* [Dataset items]
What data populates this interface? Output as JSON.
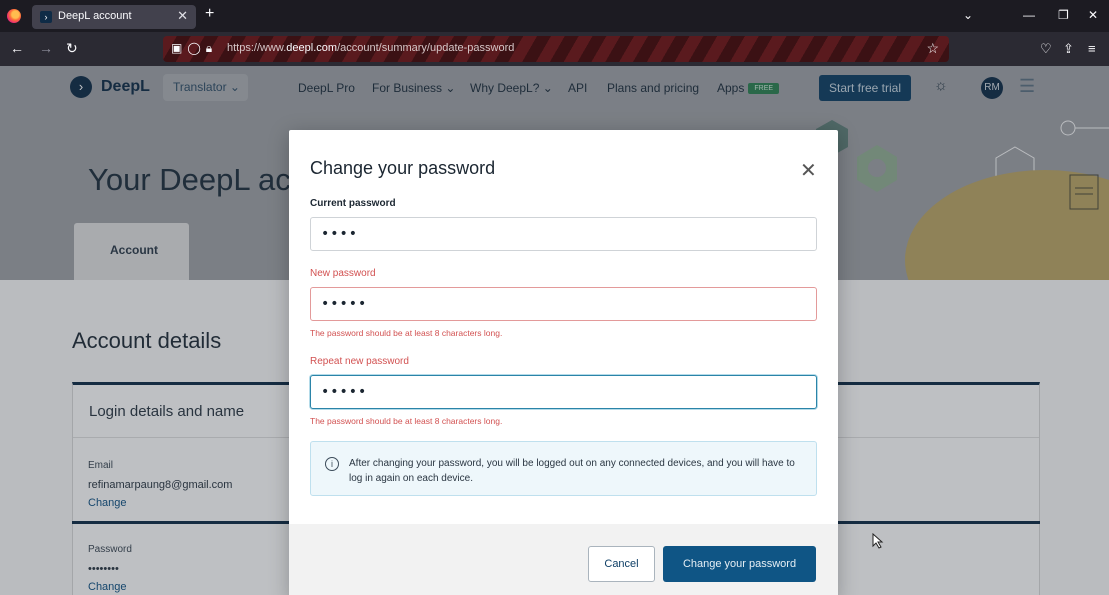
{
  "browser": {
    "tab_title": "DeepL account",
    "tab_favicon": "›",
    "url_prefix": "https://www.",
    "url_domain": "deepl.com",
    "url_path": "/account/summary/update-password"
  },
  "site": {
    "logo_text": "DeepL",
    "translator_label": "Translator",
    "nav": [
      "DeepL Pro",
      "For Business",
      "Why DeepL?",
      "API",
      "Plans and pricing",
      "Apps"
    ],
    "free_badge": "FREE",
    "trial_label": "Start free trial",
    "avatar_initials": "RM"
  },
  "hero": {
    "title": "Your DeepL acco",
    "tab_label": "Account"
  },
  "account": {
    "section_title": "Account details",
    "card_title": "Login details and name",
    "email_label": "Email",
    "email_value": "refinamarpaung8@gmail.com",
    "email_change": "Change",
    "password_label": "Password",
    "password_value": "••••••••",
    "password_change": "Change"
  },
  "modal": {
    "title": "Change your password",
    "current_label": "Current password",
    "current_value": "••••",
    "new_label": "New password",
    "new_value": "•••••",
    "new_error": "The password should be at least 8 characters long.",
    "repeat_label": "Repeat new password",
    "repeat_value": "•••••",
    "repeat_error": "The password should be at least 8 characters long.",
    "info_text": "After changing your password, you will be logged out on any connected devices, and you will have to log in again on each device.",
    "cancel_label": "Cancel",
    "submit_label": "Change your password"
  },
  "colors": {
    "brand": "#0f2b46",
    "error": "#d25151",
    "primary_button": "#0f5585"
  }
}
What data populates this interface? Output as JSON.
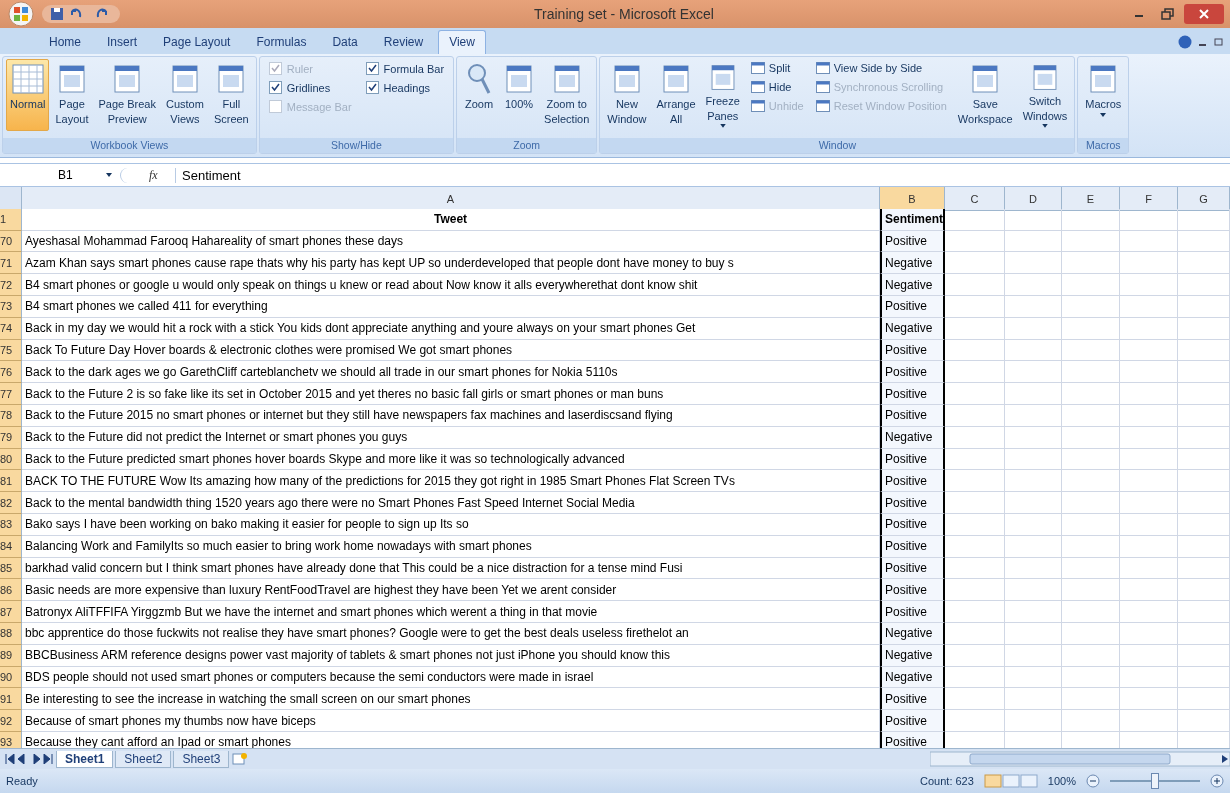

* [Exercise directions]
Transcribe the records above exactly as they appear, leaving out any pictures.

* [Written response]
What data populates this interface? Output as JSON.
{
  "browser": {
    "tab_title": "DeepL account",
    "tab_favicon": "›",
    "url_prefix": "https://www.",
    "url_domain": "deepl.com",
    "url_path": "/account/summary/update-password"
  },
  "site": {
    "logo_text": "DeepL",
    "translator_label": "Translator",
    "nav": [
      "DeepL Pro",
      "For Business",
      "Why DeepL?",
      "API",
      "Plans and pricing",
      "Apps"
    ],
    "free_badge": "FREE",
    "trial_label": "Start free trial",
    "avatar_initials": "RM"
  },
  "hero": {
    "title": "Your DeepL acco",
    "tab_label": "Account"
  },
  "account": {
    "section_title": "Account details",
    "card_title": "Login details and name",
    "email_label": "Email",
    "email_value": "refinamarpaung8@gmail.com",
    "email_change": "Change",
    "password_label": "Password",
    "password_value": "••••••••",
    "password_change": "Change"
  },
  "modal": {
    "title": "Change your password",
    "current_label": "Current password",
    "current_value": "••••",
    "new_label": "New password",
    "new_value": "•••••",
    "new_error": "The password should be at least 8 characters long.",
    "repeat_label": "Repeat new password",
    "repeat_value": "•••••",
    "repeat_error": "The password should be at least 8 characters long.",
    "info_text": "After changing your password, you will be logged out on any connected devices, and you will have to log in again on each device.",
    "cancel_label": "Cancel",
    "submit_label": "Change your password"
  },
  "colors": {
    "brand": "#0f2b46",
    "error": "#d25151",
    "primary_button": "#0f5585"
  }
}
What data populates this interface? Output as JSON.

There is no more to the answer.